(begin)

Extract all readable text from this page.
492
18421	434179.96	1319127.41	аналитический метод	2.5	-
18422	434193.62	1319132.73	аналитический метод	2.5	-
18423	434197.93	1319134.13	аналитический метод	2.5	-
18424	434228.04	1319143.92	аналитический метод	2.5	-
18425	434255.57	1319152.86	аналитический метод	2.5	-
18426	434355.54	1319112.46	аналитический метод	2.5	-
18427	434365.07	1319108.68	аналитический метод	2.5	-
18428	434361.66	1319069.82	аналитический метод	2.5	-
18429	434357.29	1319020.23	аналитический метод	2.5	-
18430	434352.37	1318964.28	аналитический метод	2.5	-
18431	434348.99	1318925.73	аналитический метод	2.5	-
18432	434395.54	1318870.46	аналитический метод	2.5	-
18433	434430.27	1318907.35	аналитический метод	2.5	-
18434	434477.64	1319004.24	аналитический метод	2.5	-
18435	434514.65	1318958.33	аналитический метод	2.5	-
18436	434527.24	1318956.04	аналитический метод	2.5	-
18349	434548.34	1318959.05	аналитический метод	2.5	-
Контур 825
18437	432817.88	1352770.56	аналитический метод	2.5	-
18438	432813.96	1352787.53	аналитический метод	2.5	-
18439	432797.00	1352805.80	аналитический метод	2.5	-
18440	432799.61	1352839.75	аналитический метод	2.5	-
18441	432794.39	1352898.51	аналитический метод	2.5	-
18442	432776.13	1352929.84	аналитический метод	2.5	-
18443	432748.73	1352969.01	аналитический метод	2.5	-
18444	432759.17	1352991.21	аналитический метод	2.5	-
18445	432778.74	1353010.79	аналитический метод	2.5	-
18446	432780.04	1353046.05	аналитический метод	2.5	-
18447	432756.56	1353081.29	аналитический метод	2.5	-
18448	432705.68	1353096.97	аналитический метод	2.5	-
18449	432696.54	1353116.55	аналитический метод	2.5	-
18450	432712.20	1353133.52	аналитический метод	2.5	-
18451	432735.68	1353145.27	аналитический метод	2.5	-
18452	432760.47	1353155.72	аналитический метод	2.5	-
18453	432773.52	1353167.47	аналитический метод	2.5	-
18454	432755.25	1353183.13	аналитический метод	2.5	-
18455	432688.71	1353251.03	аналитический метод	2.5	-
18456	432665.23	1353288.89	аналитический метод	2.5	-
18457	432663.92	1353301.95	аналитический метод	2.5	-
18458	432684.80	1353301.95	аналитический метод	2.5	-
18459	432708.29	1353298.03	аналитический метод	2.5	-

(end)
(begin)

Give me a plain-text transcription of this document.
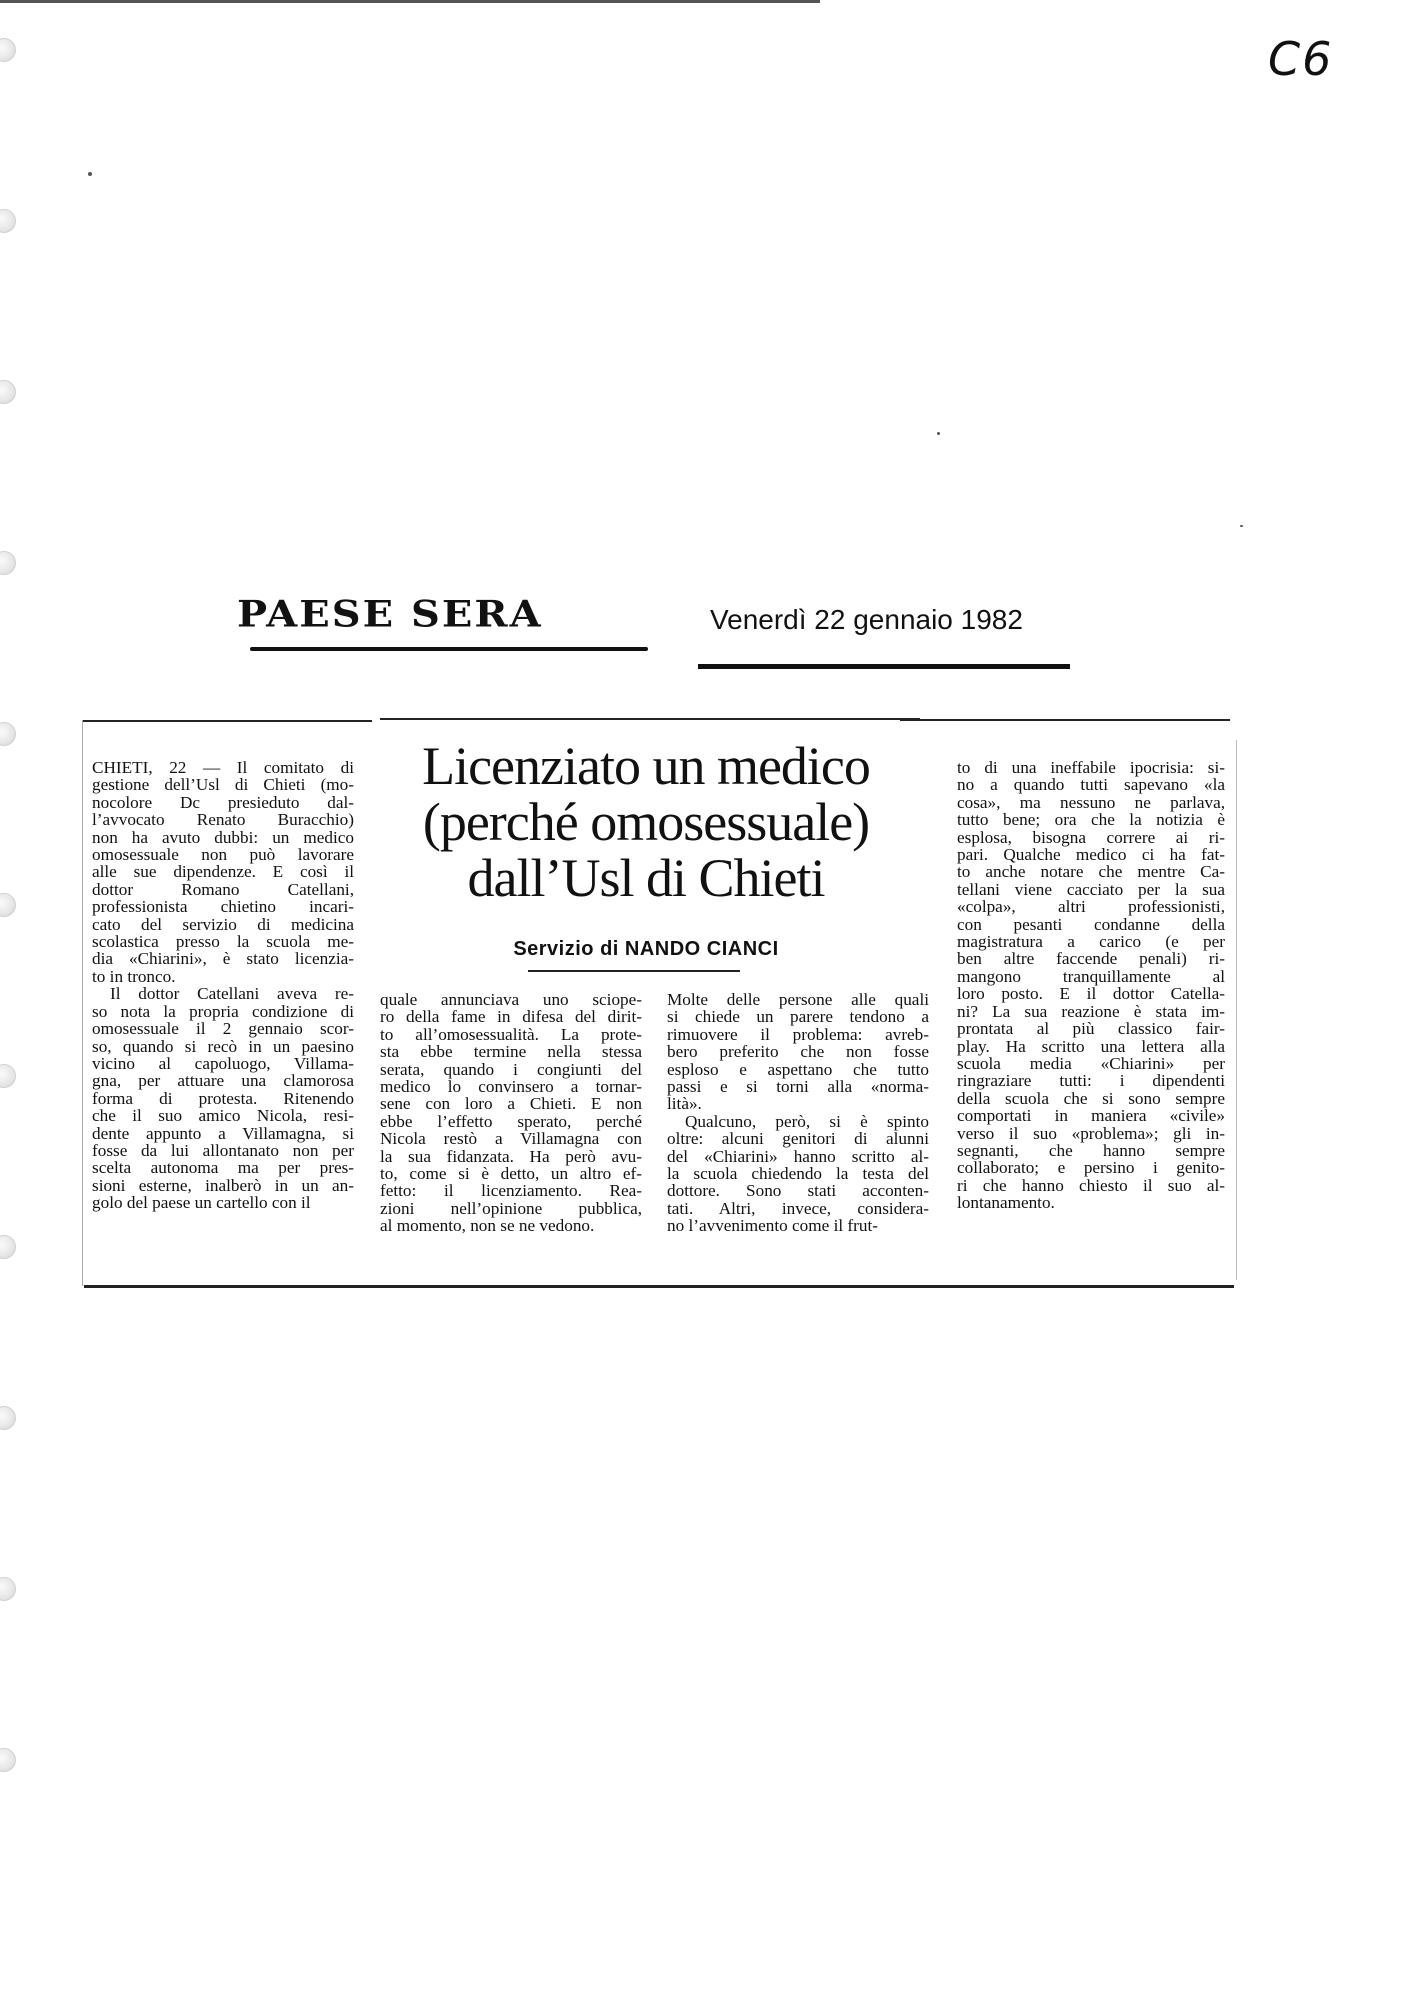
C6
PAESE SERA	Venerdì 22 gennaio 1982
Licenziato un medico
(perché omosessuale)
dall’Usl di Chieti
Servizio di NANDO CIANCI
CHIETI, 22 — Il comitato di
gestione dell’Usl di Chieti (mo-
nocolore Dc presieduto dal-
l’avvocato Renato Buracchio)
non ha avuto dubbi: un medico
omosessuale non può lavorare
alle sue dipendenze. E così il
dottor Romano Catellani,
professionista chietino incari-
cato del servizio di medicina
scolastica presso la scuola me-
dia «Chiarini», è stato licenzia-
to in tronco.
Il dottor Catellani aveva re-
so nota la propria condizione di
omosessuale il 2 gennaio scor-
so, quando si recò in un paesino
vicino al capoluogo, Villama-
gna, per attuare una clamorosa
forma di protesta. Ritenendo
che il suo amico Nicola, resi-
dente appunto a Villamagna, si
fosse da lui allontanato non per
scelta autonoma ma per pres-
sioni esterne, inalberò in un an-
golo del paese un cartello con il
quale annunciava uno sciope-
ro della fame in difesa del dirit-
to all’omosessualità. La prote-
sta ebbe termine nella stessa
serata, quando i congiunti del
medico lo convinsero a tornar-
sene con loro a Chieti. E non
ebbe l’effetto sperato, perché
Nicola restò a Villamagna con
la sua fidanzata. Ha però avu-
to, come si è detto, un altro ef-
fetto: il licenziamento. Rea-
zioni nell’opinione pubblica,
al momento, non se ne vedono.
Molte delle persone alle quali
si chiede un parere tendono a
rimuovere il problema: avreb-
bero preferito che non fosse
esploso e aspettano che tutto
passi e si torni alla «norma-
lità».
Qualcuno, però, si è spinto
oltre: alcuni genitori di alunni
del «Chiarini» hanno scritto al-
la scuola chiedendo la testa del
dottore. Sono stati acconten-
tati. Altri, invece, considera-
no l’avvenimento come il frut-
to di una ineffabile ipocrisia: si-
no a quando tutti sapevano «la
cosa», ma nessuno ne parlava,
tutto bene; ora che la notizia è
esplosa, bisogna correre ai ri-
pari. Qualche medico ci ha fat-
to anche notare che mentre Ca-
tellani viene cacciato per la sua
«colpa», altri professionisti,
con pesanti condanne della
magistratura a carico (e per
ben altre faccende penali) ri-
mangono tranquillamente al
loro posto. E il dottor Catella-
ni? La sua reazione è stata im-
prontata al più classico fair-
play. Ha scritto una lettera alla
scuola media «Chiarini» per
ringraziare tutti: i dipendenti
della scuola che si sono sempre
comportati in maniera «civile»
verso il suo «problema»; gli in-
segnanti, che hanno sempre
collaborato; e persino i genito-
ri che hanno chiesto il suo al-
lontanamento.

(end)

# Short task
Work through the listing above and report how many lines include the string "scritto", with no other text.

# Completed task
2